■ Data shown
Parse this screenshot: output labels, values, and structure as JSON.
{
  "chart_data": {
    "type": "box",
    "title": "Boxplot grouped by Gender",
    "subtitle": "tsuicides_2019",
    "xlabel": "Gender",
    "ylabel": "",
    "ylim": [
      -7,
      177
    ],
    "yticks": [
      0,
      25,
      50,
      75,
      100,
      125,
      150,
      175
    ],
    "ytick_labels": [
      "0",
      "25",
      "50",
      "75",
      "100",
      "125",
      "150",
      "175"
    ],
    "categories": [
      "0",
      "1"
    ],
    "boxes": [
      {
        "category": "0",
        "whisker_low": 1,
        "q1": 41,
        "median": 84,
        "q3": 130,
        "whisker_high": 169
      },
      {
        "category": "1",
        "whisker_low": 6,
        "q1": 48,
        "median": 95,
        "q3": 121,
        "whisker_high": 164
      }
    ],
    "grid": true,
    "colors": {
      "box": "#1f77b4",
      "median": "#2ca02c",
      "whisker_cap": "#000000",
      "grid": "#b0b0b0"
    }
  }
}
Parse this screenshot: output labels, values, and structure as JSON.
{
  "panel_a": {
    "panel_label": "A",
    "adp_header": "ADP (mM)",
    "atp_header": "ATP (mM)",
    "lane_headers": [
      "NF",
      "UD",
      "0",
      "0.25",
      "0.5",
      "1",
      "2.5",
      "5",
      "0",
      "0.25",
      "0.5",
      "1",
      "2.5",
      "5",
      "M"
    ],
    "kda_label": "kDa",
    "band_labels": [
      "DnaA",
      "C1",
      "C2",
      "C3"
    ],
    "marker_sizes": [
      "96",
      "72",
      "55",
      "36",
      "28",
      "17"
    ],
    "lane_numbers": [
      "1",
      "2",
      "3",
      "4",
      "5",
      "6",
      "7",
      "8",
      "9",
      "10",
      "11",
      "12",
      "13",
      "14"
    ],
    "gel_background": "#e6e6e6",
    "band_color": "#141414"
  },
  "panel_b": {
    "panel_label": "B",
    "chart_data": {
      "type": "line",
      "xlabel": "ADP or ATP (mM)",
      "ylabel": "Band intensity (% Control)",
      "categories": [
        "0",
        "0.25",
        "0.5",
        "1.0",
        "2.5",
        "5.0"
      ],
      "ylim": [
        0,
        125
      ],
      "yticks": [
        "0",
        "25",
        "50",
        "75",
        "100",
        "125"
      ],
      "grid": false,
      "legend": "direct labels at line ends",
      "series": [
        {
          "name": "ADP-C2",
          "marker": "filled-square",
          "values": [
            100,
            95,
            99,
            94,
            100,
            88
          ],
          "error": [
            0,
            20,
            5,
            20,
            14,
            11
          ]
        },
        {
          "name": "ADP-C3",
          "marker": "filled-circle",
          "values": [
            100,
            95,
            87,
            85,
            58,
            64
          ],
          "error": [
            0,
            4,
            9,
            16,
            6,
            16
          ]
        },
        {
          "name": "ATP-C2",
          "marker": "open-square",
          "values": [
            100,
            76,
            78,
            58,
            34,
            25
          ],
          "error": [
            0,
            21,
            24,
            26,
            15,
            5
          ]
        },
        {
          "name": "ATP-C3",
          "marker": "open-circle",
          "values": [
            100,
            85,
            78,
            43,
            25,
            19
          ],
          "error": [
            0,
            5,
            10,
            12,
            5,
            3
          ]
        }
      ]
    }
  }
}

■ Objective
All lines of the data above that include the word "open" must be shown.

■ Finished answer
          "marker": "open-square",
          "marker": "open-circle",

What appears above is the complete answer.